■ **WHAT NEEDS TO BE DONE**
Copy every record below exactly as written, but leave out the pictures.

■ **INPUT**
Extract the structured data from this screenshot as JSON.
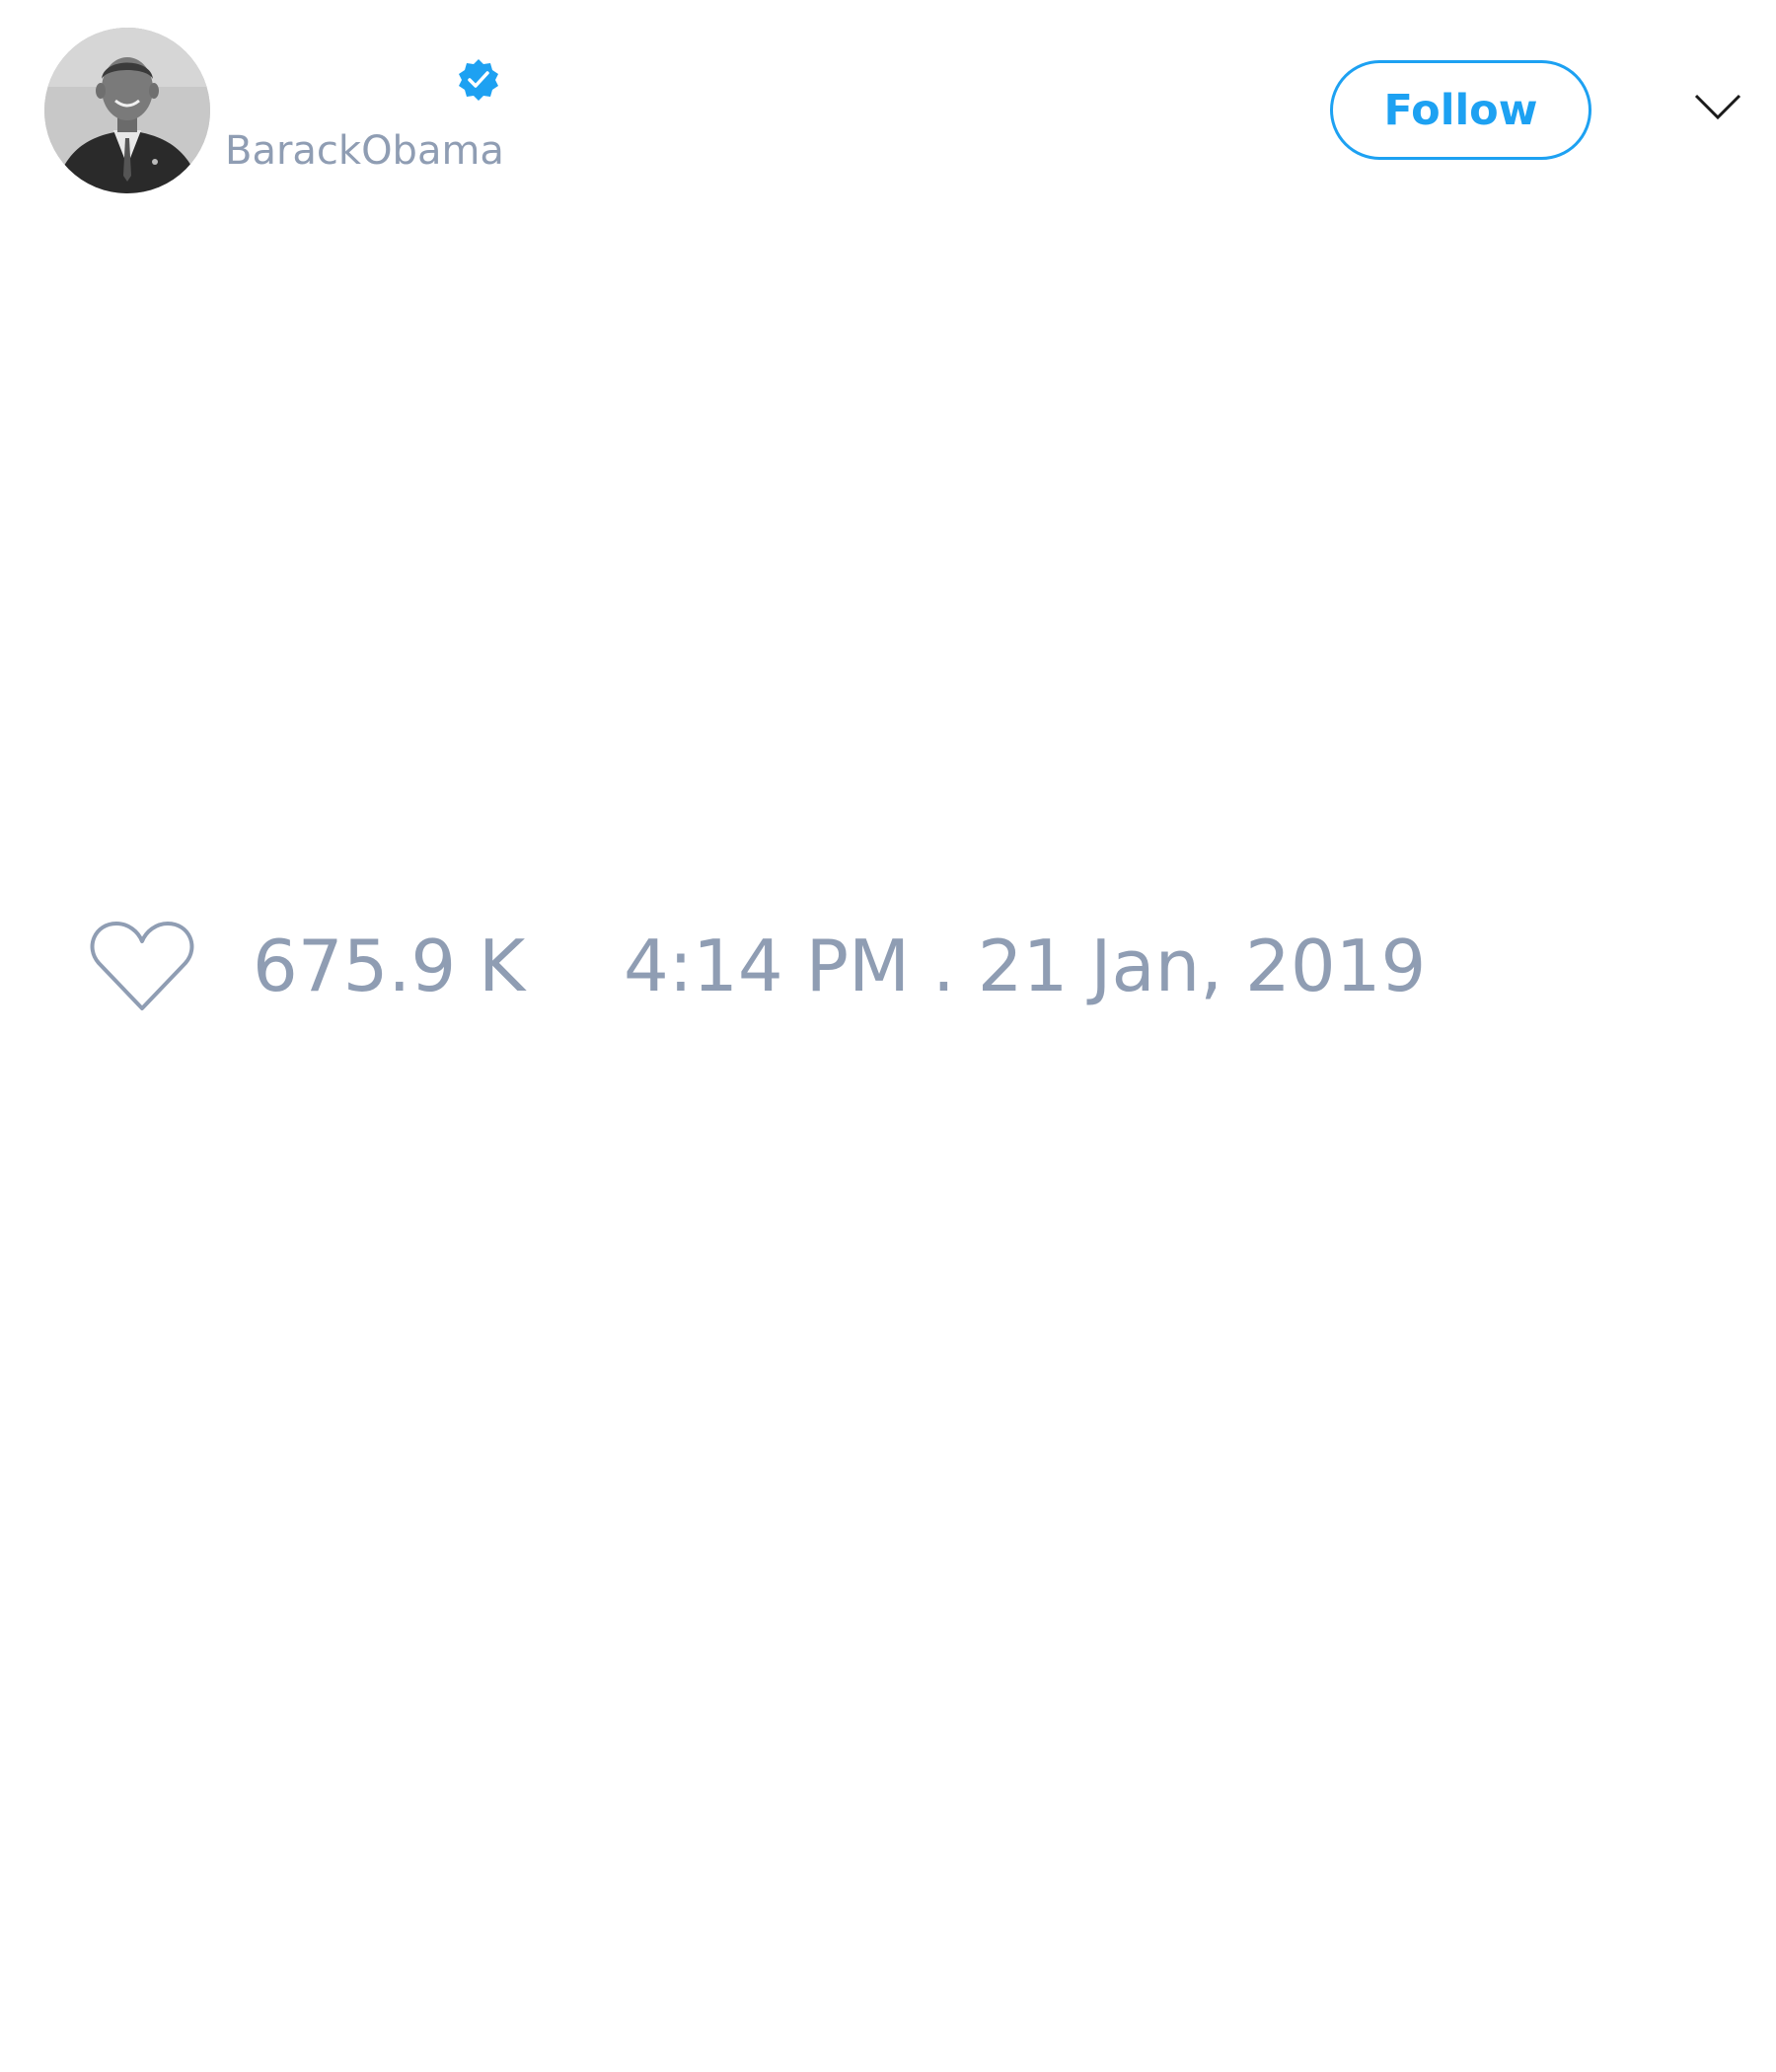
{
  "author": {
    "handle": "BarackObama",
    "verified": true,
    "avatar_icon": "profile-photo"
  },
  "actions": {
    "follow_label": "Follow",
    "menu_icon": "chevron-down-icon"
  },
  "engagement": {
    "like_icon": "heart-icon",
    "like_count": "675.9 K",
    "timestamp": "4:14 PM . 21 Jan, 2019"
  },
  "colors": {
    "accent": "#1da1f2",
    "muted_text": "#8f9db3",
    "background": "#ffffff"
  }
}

■ **SOLVED EXERCISE**
Extract the structured data from this screenshot as JSON.
{
  "author": {
    "handle": "BarackObama",
    "verified": true,
    "avatar_icon": "profile-photo"
  },
  "actions": {
    "follow_label": "Follow",
    "menu_icon": "chevron-down-icon"
  },
  "engagement": {
    "like_icon": "heart-icon",
    "like_count": "675.9 K",
    "timestamp": "4:14 PM . 21 Jan, 2019"
  },
  "colors": {
    "accent": "#1da1f2",
    "muted_text": "#8f9db3",
    "background": "#ffffff"
  }
}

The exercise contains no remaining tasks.